> Given exercise
Transcribe the material word for word, but without the images.

______

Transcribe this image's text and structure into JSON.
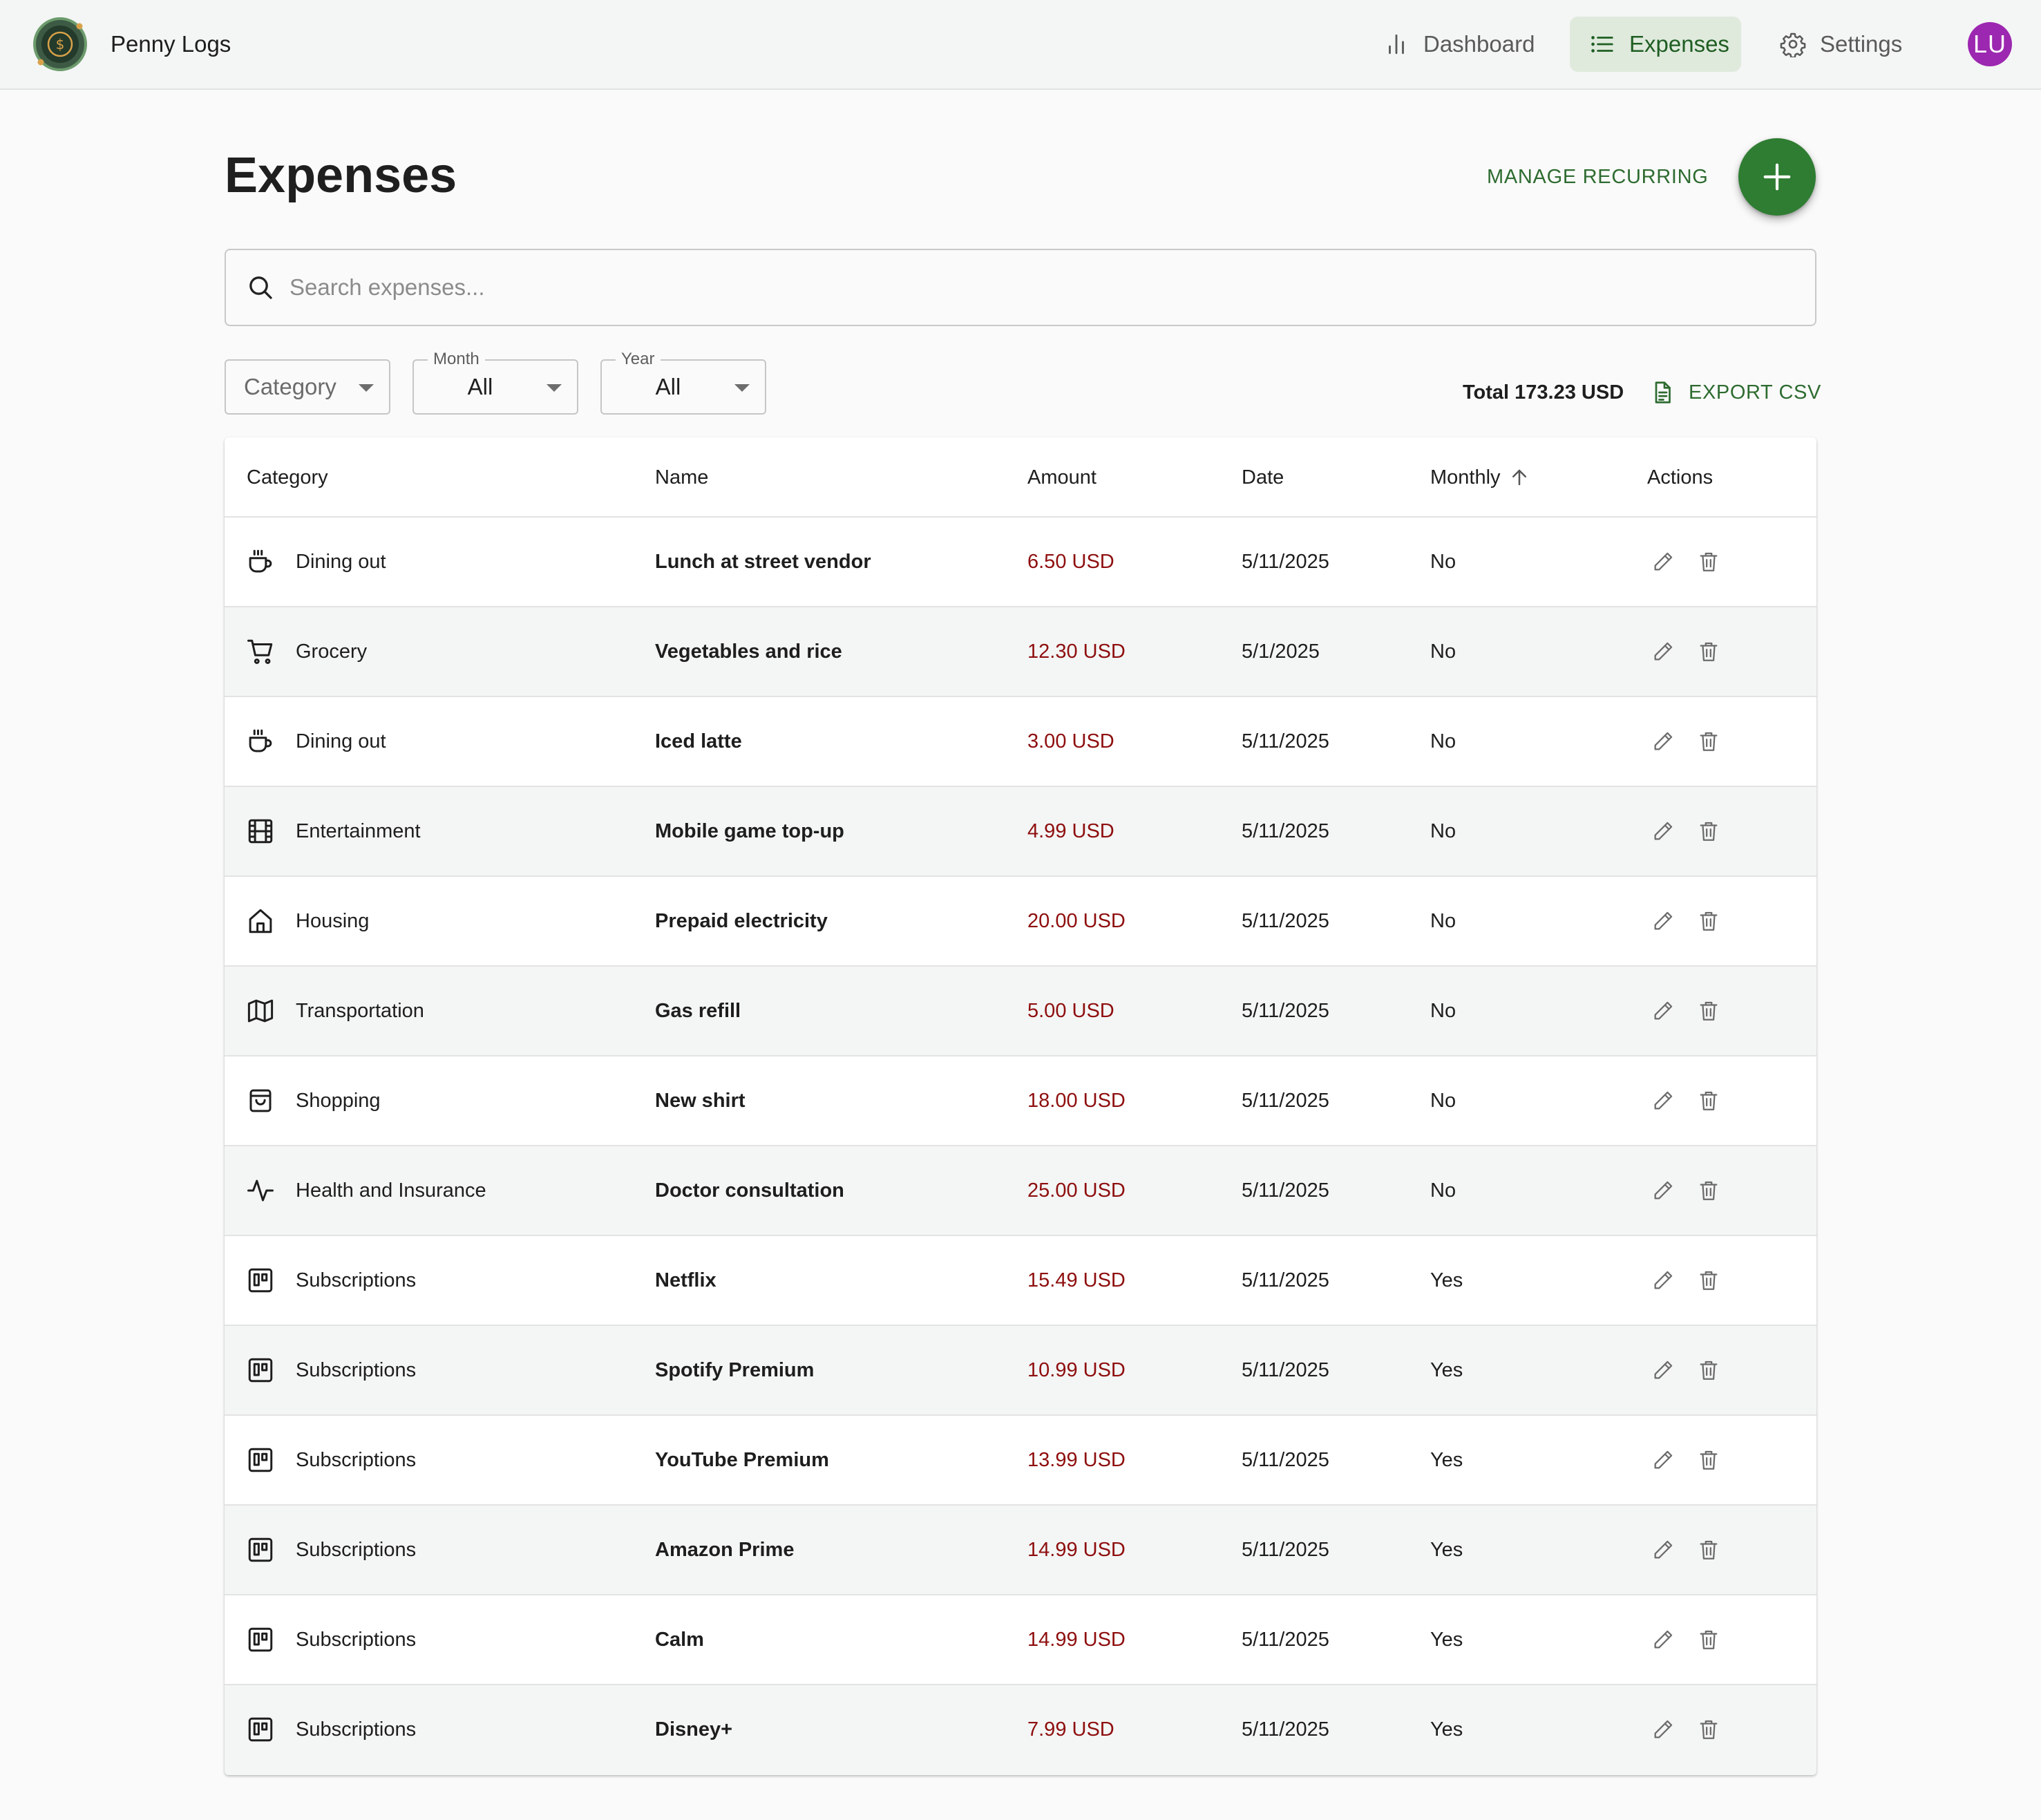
{
  "app": {
    "title": "Penny Logs"
  },
  "nav": {
    "dashboard": "Dashboard",
    "expenses": "Expenses",
    "settings": "Settings",
    "avatar_initials": "LU"
  },
  "page": {
    "title": "Expenses",
    "manage_recurring": "MANAGE RECURRING",
    "add_icon": "plus-icon"
  },
  "search": {
    "placeholder": "Search expenses..."
  },
  "filters": {
    "category": {
      "placeholder": "Category"
    },
    "month": {
      "label": "Month",
      "value": "All"
    },
    "year": {
      "label": "Year",
      "value": "All"
    }
  },
  "summary": {
    "total": "Total 173.23 USD",
    "export_label": "EXPORT CSV"
  },
  "table": {
    "headers": {
      "category": "Category",
      "name": "Name",
      "amount": "Amount",
      "date": "Date",
      "monthly": "Monthly",
      "actions": "Actions"
    },
    "sort": {
      "column": "Monthly",
      "direction": "ascending"
    },
    "rows": [
      {
        "icon": "coffee-cup-icon",
        "category": "Dining out",
        "name": "Lunch at street vendor",
        "amount": "6.50 USD",
        "date": "5/11/2025",
        "monthly": "No"
      },
      {
        "icon": "shopping-cart-icon",
        "category": "Grocery",
        "name": "Vegetables and rice",
        "amount": "12.30 USD",
        "date": "5/1/2025",
        "monthly": "No"
      },
      {
        "icon": "coffee-cup-icon",
        "category": "Dining out",
        "name": "Iced latte",
        "amount": "3.00 USD",
        "date": "5/11/2025",
        "monthly": "No"
      },
      {
        "icon": "film-icon",
        "category": "Entertainment",
        "name": "Mobile game top-up",
        "amount": "4.99 USD",
        "date": "5/11/2025",
        "monthly": "No"
      },
      {
        "icon": "home-icon",
        "category": "Housing",
        "name": "Prepaid electricity",
        "amount": "20.00 USD",
        "date": "5/11/2025",
        "monthly": "No"
      },
      {
        "icon": "map-icon",
        "category": "Transportation",
        "name": "Gas refill",
        "amount": "5.00 USD",
        "date": "5/11/2025",
        "monthly": "No"
      },
      {
        "icon": "shopping-bag-icon",
        "category": "Shopping",
        "name": "New shirt",
        "amount": "18.00 USD",
        "date": "5/11/2025",
        "monthly": "No"
      },
      {
        "icon": "activity-icon",
        "category": "Health and Insurance",
        "name": "Doctor consultation",
        "amount": "25.00 USD",
        "date": "5/11/2025",
        "monthly": "No"
      },
      {
        "icon": "subscription-icon",
        "category": "Subscriptions",
        "name": "Netflix",
        "amount": "15.49 USD",
        "date": "5/11/2025",
        "monthly": "Yes"
      },
      {
        "icon": "subscription-icon",
        "category": "Subscriptions",
        "name": "Spotify Premium",
        "amount": "10.99 USD",
        "date": "5/11/2025",
        "monthly": "Yes"
      },
      {
        "icon": "subscription-icon",
        "category": "Subscriptions",
        "name": "YouTube Premium",
        "amount": "13.99 USD",
        "date": "5/11/2025",
        "monthly": "Yes"
      },
      {
        "icon": "subscription-icon",
        "category": "Subscriptions",
        "name": "Amazon Prime",
        "amount": "14.99 USD",
        "date": "5/11/2025",
        "monthly": "Yes"
      },
      {
        "icon": "subscription-icon",
        "category": "Subscriptions",
        "name": "Calm",
        "amount": "14.99 USD",
        "date": "5/11/2025",
        "monthly": "Yes"
      },
      {
        "icon": "subscription-icon",
        "category": "Subscriptions",
        "name": "Disney+",
        "amount": "7.99 USD",
        "date": "5/11/2025",
        "monthly": "Yes"
      }
    ]
  },
  "colors": {
    "primary": "#2e7d32",
    "nav_active_bg": "#dfeadd",
    "amount_text": "#8e0e0e",
    "avatar_bg": "#9c27b0"
  }
}
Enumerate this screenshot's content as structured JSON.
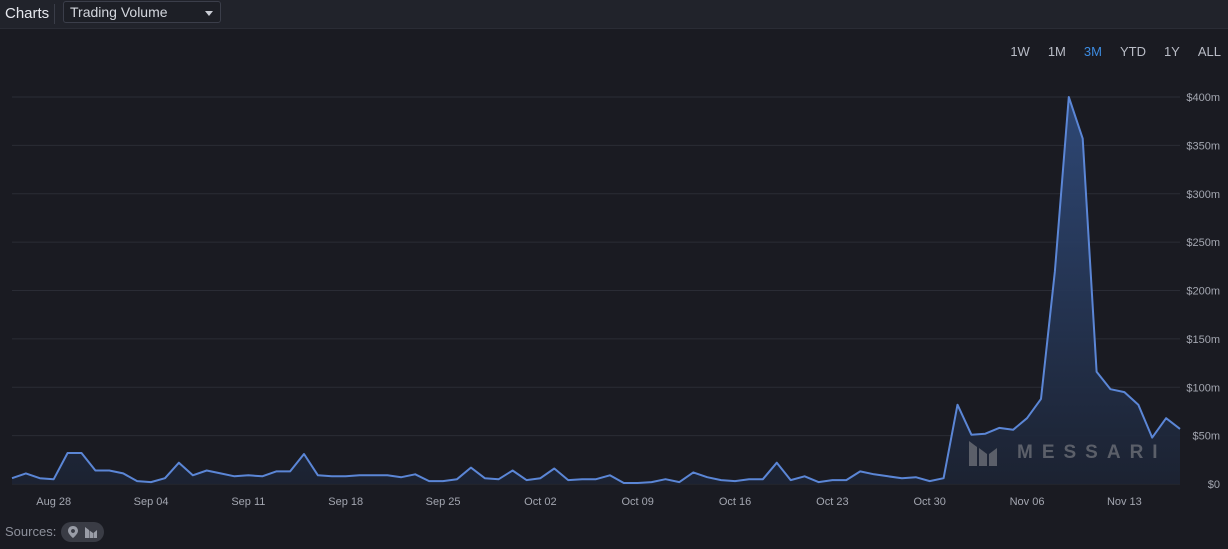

______

> Response
Transcribe this image's text and structure into JSON.
{
  "app": {
    "title": "Penny Logs"
  },
  "nav": {
    "dashboard": "Dashboard",
    "expenses": "Expenses",
    "settings": "Settings",
    "avatar_initials": "LU"
  },
  "page": {
    "title": "Expenses",
    "manage_recurring": "MANAGE RECURRING",
    "add_icon": "plus-icon"
  },
  "search": {
    "placeholder": "Search expenses..."
  },
  "filters": {
    "category": {
      "placeholder": "Category"
    },
    "month": {
      "label": "Month",
      "value": "All"
    },
    "year": {
      "label": "Year",
      "value": "All"
    }
  },
  "summary": {
    "total": "Total 173.23 USD",
    "export_label": "EXPORT CSV"
  },
  "table": {
    "headers": {
      "category": "Category",
      "name": "Name",
      "amount": "Amount",
      "date": "Date",
      "monthly": "Monthly",
      "actions": "Actions"
    },
    "sort": {
      "column": "Monthly",
      "direction": "ascending"
    },
    "rows": [
      {
        "icon": "coffee-cup-icon",
        "category": "Dining out",
        "name": "Lunch at street vendor",
        "amount": "6.50 USD",
        "date": "5/11/2025",
        "monthly": "No"
      },
      {
        "icon": "shopping-cart-icon",
        "category": "Grocery",
        "name": "Vegetables and rice",
        "amount": "12.30 USD",
        "date": "5/1/2025",
        "monthly": "No"
      },
      {
        "icon": "coffee-cup-icon",
        "category": "Dining out",
        "name": "Iced latte",
        "amount": "3.00 USD",
        "date": "5/11/2025",
        "monthly": "No"
      },
      {
        "icon": "film-icon",
        "category": "Entertainment",
        "name": "Mobile game top-up",
        "amount": "4.99 USD",
        "date": "5/11/2025",
        "monthly": "No"
      },
      {
        "icon": "home-icon",
        "category": "Housing",
        "name": "Prepaid electricity",
        "amount": "20.00 USD",
        "date": "5/11/2025",
        "monthly": "No"
      },
      {
        "icon": "map-icon",
        "category": "Transportation",
        "name": "Gas refill",
        "amount": "5.00 USD",
        "date": "5/11/2025",
        "monthly": "No"
      },
      {
        "icon": "shopping-bag-icon",
        "category": "Shopping",
        "name": "New shirt",
        "amount": "18.00 USD",
        "date": "5/11/2025",
        "monthly": "No"
      },
      {
        "icon": "activity-icon",
        "category": "Health and Insurance",
        "name": "Doctor consultation",
        "amount": "25.00 USD",
        "date": "5/11/2025",
        "monthly": "No"
      },
      {
        "icon": "subscription-icon",
        "category": "Subscriptions",
        "name": "Netflix",
        "amount": "15.49 USD",
        "date": "5/11/2025",
        "monthly": "Yes"
      },
      {
        "icon": "subscription-icon",
        "category": "Subscriptions",
        "name": "Spotify Premium",
        "amount": "10.99 USD",
        "date": "5/11/2025",
        "monthly": "Yes"
      },
      {
        "icon": "subscription-icon",
        "category": "Subscriptions",
        "name": "YouTube Premium",
        "amount": "13.99 USD",
        "date": "5/11/2025",
        "monthly": "Yes"
      },
      {
        "icon": "subscription-icon",
        "category": "Subscriptions",
        "name": "Amazon Prime",
        "amount": "14.99 USD",
        "date": "5/11/2025",
        "monthly": "Yes"
      },
      {
        "icon": "subscription-icon",
        "category": "Subscriptions",
        "name": "Calm",
        "amount": "14.99 USD",
        "date": "5/11/2025",
        "monthly": "Yes"
      },
      {
        "icon": "subscription-icon",
        "category": "Subscriptions",
        "name": "Disney+",
        "amount": "7.99 USD",
        "date": "5/11/2025",
        "monthly": "Yes"
      }
    ]
  },
  "colors": {
    "primary": "#2e7d32",
    "nav_active_bg": "#dfeadd",
    "amount_text": "#8e0e0e",
    "avatar_bg": "#9c27b0"
  }
}
Enumerate this screenshot's content as structured JSON.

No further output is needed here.